Records excerpted from a collection
** BEGIN **
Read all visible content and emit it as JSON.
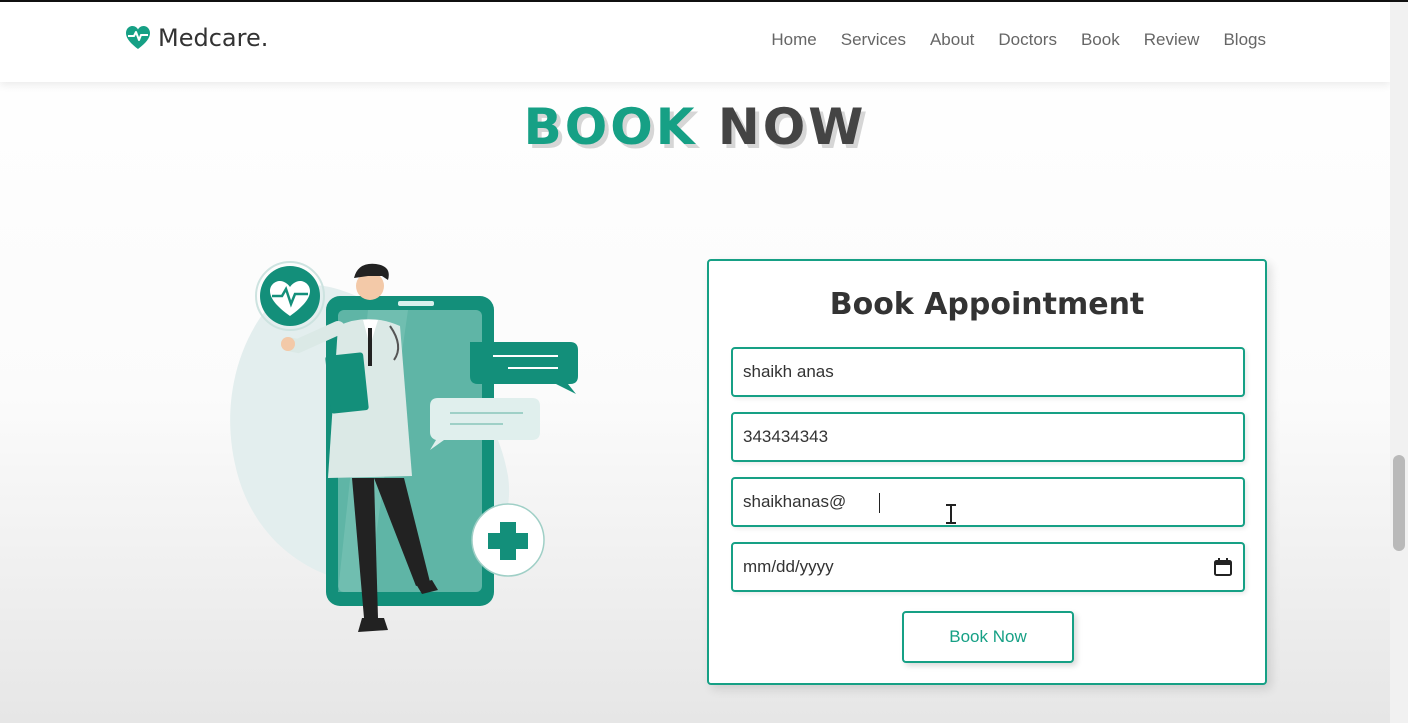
{
  "brand": {
    "name": "Medcare.",
    "icon": "heart-pulse-icon",
    "color": "#16a085"
  },
  "nav": [
    "Home",
    "Services",
    "About",
    "Doctors",
    "Book",
    "Review",
    "Blogs"
  ],
  "section": {
    "title_part1": "BOOK",
    "title_part2": "NOW"
  },
  "form": {
    "title": "Book Appointment",
    "name_value": "shaikh anas",
    "number_value": "343434343",
    "email_value": "shaikhanas@",
    "date_placeholder": "mm/dd/yyyy",
    "submit_label": "Book Now"
  },
  "colors": {
    "accent": "#16a085",
    "text_dark": "#444444"
  }
}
** END **
Transcribe the material as is, with images omitted.

_RESPONSE TO THIS EXERCISE_:
Read all visible content and emit it as JSON.
{
  "brand": {
    "name": "Medcare.",
    "icon": "heart-pulse-icon",
    "color": "#16a085"
  },
  "nav": [
    "Home",
    "Services",
    "About",
    "Doctors",
    "Book",
    "Review",
    "Blogs"
  ],
  "section": {
    "title_part1": "BOOK",
    "title_part2": "NOW"
  },
  "form": {
    "title": "Book Appointment",
    "name_value": "shaikh anas",
    "number_value": "343434343",
    "email_value": "shaikhanas@",
    "date_placeholder": "mm/dd/yyyy",
    "submit_label": "Book Now"
  },
  "colors": {
    "accent": "#16a085",
    "text_dark": "#444444"
  }
}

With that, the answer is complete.